* Text block:
════════
# 0.0 Imports & Functions

In [31]:
import sqlite3
import pandas.io.sql as psql

In [32]:
# Function to connect to the database.
def connect_db(base = 'db_olist.sqlite'):
    # To connect to the SQLite database (the file will be created if it doesn't exist)
    return sqlite3.connect(base)

def execute_query_db(query, cursor):
    # Drop the temporary table if it exists.
    cursor.execute(query)


## 0.1 Database connection and execution of auxiliary queries.

In [33]:
# Connet to database
conn = connect_db();

# Create a cursor
cursor = conn.cursor();

# Execute DROP TABLE
execute_query_db("DROP TABLE IF EXISTS geolocation_temporary;", cursor);

# Execute Creation of the temporary table.
════════
* Supplied records:
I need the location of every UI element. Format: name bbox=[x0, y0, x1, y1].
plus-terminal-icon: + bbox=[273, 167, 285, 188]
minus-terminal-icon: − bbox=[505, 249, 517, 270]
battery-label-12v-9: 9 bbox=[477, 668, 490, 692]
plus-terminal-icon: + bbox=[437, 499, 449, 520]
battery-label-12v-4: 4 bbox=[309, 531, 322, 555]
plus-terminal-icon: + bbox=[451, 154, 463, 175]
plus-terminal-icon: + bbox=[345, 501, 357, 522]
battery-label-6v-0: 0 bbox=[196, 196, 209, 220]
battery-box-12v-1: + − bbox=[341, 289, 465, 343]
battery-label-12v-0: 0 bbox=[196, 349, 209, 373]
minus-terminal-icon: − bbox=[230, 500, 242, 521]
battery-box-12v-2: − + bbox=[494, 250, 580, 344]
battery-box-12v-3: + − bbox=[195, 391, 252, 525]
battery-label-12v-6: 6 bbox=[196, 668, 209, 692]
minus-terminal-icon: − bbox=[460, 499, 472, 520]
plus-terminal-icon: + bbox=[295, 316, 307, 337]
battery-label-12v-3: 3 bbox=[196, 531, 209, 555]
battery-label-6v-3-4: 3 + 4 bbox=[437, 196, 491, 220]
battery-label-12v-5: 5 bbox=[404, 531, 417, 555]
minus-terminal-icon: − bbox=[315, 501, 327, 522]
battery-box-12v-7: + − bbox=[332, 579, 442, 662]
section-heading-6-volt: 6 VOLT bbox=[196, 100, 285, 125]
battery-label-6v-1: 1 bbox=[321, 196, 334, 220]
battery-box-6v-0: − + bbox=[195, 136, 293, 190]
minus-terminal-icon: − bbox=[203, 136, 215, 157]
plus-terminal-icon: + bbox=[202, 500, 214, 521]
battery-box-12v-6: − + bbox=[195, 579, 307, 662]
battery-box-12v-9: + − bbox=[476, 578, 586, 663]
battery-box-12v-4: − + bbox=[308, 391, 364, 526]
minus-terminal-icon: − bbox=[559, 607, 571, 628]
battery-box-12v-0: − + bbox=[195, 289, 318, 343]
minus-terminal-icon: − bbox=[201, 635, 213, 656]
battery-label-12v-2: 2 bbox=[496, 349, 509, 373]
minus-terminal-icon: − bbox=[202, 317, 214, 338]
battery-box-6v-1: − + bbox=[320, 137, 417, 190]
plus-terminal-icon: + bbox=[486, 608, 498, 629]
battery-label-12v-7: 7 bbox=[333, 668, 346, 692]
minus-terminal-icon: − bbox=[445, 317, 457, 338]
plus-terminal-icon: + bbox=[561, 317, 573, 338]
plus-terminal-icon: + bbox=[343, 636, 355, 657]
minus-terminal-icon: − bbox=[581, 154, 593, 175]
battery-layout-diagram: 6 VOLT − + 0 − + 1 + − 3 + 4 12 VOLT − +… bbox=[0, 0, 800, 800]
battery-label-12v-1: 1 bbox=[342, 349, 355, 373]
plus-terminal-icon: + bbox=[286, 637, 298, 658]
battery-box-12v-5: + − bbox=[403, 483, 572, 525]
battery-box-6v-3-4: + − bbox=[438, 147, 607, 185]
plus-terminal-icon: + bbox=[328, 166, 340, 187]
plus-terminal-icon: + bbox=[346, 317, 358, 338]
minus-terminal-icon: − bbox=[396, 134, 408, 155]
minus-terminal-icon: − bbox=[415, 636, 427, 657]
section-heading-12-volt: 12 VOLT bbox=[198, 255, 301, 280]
════════
* Work instructions:
1. In the SQLite notebook, why can connect_db be called even when 'db_olist.sqlite' does not exist yet? Answer in one to three sentences.
2. Carry on with the SQLite notebook from its final comment about creating the temporary table.
The lines have no connection to the SQLite notebook.

* Outputs in order:
1. The comment inside connect_db says that sqlite3.connect creates the database file if it doesn't exist. Calling the function with 'db_olist.sqlite' therefore opens that file, or creates it first if it is missing.

2.
execute_query_db("""
    CREATE TEMPORARY TABLE geolocation_temporary (
        geolocation_zip_code_prefix INTEGER,
        count INTEGER,
        min_lat REAL,
        media_lat REAL,
        max_lat REAL,
        random_num REAL,
        min_lng REAL,
        media_lng REAL,
        max_lng REAL
    );
""", cursor);

# Insertion of data into the temporary table
execute_query_db("""
    INSERT INTO geolocation_temporary
    SELECT
        geolocation_zip_code_prefix,
        COUNT(geolocation_zip_code_prefix),
        MIN(geolocation_lat) AS min_lat,
        AVG(geolocation_lat) AS media_lat,
        MAX(geolocation_lat) AS max_lat,
        ABS(RANDOM())/10000000000000000000 AS random_num,
        MIN(geolocation_lng) AS min_lng,
        AVG(geolocation_lng) AS media_lng,
        MAX(geolocation_lng) AS max_lng
    FROM geolocation
    GROUP BY geolocation_zip_code_prefix
    ORDER BY geolocation_zip_code_prefix;
""", cursor);

## 0.2 Main query

In [34]:
# Main query
query = """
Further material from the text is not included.